§ EXERCISE BRIEF:
Revise the excerpt on the gender pay gap from "The diehard Jim" to "diversified participation intake.", inclusive, replacing "toxic" with "hostile".

§ PAGE EXCERPT:
# # # #

Another more concerning aspect of the gender pay gap pointed out by the Women’s Parliament is that, even though SA women are more highly educated than SA men, they’re increasingly occupying fewer top level positions in the corporate sector. Only 5.8% of CEOs listed on the JSE are women, with only 20.7% of the directors of these listed companies being women. The top-level wage distribution gap in SA is widening.

Though women were emancipated decades ago and there are no visible barriers to entry for them in the workplace, the corporate sector has never accommodated, nor attempted to accommodate, women. This is because the character and persona of corporate SA and the global corporate sector, is masculine. In fact, the corporate sector is a man — a white man to be precise — who we’ll call “Jim”.

Jim has grown more impatient over the years with increasingly unreasonable output turnaround times. He does not see his participants as human and completely disregards their personal responsibilities. In fact, Jim perceives any sign of human need or personal responsibility as a weakness that competes with professional responsibilities.

It is well known that women are disproportionately burdened with personal responsibilities compared to their male counterparts, with the majority of unpaid and undervalued domestic and care work falling on them. Female professionals are not spared these personal responsibilities, yet Jim has been unwavering in his sexist views on personal responsibility. He has been unwilling to adjust his persona — to become more of a Jamila — thus failing to truly accommodate and welcome women as participants.

The diehard Jim means corporate culture has gone unchanged. If anything, the culture has become more toxic as Jim clings on in a sector where he is no longer representative of his diversified participation intake.

# # # #

§ GIVEN INFORMATION:
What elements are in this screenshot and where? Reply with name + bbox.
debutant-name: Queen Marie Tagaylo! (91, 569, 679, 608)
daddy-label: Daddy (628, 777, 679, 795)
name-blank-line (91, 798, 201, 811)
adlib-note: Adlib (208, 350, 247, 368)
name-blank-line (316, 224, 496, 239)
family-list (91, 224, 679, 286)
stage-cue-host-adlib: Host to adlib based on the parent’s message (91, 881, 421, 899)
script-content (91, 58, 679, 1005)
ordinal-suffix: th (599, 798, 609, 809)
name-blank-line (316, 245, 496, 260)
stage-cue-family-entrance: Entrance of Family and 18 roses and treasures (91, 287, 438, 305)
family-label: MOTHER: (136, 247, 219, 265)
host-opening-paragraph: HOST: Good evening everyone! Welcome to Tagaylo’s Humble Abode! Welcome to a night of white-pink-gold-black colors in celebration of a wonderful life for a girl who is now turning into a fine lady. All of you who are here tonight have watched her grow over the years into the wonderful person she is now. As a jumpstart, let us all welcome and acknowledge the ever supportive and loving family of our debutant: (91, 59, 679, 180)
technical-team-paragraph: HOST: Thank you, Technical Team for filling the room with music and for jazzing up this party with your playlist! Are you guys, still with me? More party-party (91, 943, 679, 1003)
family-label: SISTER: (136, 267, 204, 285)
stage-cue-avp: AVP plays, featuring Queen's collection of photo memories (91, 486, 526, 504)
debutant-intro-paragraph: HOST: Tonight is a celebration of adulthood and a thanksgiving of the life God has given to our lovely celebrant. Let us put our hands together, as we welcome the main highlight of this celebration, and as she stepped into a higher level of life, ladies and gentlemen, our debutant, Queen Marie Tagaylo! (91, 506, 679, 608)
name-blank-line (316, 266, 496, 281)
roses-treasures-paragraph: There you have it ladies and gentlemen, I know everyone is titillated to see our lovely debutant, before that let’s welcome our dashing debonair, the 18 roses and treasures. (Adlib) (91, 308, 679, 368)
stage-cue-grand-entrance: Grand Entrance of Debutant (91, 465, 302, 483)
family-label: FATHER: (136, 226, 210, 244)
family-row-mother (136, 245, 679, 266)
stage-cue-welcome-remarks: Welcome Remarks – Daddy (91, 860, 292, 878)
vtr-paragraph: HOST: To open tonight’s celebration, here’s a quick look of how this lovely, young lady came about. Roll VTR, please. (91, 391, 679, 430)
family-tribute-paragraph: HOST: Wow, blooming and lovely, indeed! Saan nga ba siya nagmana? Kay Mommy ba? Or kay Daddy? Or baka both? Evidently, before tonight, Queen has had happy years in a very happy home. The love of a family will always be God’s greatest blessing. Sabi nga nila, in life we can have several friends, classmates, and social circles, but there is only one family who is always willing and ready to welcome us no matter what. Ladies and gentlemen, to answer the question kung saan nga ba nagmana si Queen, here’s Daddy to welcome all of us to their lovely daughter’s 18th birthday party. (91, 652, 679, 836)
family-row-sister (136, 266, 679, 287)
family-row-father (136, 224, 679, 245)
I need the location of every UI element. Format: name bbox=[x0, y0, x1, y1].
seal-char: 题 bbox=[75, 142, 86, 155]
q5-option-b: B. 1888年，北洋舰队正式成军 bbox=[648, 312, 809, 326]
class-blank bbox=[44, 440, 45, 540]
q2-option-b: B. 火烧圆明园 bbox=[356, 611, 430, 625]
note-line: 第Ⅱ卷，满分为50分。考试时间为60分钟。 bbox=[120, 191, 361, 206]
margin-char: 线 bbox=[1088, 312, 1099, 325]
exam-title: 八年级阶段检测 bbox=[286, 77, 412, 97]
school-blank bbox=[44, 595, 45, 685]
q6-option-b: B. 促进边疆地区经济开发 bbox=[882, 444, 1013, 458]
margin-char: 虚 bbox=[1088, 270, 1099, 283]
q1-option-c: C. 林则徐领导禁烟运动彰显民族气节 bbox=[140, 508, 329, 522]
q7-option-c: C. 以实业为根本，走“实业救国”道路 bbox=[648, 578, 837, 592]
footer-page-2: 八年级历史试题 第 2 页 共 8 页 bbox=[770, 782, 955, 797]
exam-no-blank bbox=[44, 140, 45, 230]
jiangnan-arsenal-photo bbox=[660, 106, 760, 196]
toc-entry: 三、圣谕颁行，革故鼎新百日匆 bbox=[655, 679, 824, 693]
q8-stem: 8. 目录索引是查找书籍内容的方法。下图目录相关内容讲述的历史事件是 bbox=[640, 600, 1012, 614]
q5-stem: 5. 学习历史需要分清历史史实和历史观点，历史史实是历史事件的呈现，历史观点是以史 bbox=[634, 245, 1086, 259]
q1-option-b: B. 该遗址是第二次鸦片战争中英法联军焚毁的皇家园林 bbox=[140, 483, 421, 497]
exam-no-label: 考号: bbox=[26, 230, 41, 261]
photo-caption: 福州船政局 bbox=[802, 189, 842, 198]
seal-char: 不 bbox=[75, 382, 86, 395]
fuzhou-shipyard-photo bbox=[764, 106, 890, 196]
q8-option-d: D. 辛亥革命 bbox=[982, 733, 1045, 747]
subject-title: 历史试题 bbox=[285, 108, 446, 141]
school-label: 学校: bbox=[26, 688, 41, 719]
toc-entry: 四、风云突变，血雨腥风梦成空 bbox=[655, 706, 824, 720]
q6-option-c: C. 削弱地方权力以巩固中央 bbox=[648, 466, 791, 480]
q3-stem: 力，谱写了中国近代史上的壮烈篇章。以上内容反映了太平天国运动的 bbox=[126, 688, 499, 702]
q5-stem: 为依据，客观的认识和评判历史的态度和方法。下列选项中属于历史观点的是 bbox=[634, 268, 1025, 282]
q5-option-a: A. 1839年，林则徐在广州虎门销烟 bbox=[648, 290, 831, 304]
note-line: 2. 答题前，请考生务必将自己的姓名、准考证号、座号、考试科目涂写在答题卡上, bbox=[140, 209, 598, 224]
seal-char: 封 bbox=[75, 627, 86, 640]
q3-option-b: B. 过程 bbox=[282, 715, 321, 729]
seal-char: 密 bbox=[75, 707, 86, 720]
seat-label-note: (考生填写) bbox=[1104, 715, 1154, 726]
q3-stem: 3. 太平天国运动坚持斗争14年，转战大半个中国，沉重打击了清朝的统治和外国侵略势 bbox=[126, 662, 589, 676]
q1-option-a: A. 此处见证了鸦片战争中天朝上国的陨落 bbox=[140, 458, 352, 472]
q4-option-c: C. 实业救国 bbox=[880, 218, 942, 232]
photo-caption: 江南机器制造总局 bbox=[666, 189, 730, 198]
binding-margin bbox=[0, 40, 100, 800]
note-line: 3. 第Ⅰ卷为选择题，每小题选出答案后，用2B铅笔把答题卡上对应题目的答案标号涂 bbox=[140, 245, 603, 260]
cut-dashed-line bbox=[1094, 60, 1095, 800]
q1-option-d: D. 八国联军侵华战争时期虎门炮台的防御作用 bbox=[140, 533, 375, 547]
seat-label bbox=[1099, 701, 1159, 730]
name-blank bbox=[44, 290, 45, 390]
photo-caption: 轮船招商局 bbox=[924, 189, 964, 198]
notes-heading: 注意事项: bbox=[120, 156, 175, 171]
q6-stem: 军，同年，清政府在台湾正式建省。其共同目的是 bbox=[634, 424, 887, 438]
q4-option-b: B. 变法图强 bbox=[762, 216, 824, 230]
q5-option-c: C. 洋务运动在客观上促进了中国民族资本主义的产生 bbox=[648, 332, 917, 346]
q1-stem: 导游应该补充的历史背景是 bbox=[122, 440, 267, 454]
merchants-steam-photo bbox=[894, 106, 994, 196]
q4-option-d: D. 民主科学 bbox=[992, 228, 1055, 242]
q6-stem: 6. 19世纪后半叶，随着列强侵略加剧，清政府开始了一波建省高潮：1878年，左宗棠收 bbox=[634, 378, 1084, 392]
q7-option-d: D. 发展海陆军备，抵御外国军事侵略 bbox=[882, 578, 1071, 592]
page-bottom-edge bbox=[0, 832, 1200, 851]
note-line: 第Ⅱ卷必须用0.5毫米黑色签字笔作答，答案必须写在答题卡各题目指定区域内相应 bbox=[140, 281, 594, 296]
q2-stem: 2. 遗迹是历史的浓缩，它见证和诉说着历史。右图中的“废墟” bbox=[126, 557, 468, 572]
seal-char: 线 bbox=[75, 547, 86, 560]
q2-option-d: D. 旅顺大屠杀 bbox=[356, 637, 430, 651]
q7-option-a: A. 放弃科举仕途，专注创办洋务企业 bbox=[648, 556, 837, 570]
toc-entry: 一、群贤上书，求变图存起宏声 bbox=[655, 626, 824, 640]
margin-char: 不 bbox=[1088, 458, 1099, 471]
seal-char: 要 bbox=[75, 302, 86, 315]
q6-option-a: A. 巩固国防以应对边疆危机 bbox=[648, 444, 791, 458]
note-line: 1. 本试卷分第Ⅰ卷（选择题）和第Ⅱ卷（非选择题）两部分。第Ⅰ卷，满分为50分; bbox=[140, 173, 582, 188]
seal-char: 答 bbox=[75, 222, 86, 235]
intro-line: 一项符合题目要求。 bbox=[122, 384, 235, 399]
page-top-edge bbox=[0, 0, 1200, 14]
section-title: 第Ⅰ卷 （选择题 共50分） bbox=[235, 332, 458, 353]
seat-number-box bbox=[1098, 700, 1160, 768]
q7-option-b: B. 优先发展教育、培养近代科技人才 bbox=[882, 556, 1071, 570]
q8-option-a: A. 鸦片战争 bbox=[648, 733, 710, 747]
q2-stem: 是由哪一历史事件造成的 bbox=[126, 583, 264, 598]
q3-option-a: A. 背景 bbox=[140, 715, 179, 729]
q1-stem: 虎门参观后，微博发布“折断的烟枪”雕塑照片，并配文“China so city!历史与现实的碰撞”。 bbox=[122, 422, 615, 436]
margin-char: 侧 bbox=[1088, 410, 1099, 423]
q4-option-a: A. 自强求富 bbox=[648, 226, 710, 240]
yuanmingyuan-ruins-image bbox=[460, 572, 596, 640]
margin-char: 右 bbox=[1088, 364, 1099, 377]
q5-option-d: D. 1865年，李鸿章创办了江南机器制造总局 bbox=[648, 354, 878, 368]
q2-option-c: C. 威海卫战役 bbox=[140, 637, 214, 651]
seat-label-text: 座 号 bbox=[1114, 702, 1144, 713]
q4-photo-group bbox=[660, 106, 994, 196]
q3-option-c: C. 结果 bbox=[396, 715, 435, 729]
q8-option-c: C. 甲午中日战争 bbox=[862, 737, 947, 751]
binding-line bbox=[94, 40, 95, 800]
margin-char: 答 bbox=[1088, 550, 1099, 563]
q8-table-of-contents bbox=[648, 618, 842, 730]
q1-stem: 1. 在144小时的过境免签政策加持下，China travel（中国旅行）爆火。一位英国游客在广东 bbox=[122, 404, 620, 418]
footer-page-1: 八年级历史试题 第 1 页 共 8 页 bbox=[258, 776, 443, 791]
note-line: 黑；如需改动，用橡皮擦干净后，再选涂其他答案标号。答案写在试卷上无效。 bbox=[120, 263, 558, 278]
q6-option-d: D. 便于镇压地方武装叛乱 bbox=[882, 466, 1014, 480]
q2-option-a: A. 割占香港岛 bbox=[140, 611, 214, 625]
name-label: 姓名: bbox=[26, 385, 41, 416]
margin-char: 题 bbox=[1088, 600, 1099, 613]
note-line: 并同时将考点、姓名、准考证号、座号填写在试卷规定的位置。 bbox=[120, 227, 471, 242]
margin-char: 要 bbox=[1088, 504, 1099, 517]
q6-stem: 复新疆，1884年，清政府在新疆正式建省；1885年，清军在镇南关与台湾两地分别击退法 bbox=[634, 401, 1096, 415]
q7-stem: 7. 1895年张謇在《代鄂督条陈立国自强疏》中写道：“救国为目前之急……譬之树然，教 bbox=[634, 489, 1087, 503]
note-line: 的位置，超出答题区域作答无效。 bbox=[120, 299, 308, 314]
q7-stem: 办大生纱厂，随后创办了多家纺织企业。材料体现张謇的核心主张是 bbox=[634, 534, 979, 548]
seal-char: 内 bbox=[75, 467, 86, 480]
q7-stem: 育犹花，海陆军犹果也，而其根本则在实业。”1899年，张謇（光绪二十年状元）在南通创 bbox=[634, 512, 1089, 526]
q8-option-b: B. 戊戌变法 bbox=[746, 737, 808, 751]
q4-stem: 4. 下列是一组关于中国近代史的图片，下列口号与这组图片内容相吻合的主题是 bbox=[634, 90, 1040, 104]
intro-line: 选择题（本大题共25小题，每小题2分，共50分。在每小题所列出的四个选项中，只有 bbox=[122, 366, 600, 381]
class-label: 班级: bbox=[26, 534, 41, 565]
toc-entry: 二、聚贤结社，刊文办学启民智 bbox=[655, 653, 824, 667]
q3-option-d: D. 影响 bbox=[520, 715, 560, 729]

# # # #

§ WRITTEN SOLUTION:
The diehard Jim means corporate culture has gone unchanged. If anything, the culture has become more hostile as Jim clings on in a sector where he is no longer representative of his diversified participation intake.